** Begin Records provided **

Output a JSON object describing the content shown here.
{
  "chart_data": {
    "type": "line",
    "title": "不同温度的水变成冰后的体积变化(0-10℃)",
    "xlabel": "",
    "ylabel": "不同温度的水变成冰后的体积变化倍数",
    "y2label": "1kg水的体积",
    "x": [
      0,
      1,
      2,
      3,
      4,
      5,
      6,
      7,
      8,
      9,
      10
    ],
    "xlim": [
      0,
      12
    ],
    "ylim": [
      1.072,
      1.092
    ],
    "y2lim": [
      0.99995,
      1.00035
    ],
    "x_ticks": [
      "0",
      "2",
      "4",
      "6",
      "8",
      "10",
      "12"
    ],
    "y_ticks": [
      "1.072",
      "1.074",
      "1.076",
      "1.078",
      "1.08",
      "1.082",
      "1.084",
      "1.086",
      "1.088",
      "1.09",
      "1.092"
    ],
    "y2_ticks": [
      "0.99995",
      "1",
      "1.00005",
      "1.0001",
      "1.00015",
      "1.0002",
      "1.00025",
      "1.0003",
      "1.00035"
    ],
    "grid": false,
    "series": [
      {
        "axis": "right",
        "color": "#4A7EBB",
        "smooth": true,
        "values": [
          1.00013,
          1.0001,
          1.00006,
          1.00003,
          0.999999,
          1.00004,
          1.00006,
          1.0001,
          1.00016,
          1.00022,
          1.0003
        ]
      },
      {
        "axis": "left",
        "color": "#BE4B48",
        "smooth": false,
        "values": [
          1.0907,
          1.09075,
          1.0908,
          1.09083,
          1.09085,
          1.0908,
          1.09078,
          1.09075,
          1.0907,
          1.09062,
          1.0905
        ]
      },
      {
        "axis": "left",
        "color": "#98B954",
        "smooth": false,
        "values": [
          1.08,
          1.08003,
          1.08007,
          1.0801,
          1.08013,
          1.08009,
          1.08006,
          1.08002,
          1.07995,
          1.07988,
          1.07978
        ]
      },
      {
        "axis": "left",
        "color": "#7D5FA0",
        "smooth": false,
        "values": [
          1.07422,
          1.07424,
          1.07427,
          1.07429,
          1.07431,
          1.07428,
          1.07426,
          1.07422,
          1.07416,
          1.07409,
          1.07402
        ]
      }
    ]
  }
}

** End Records provided **

Your reply is one number: how many lines of the records above contain the word "color".

* Finished exercise *
4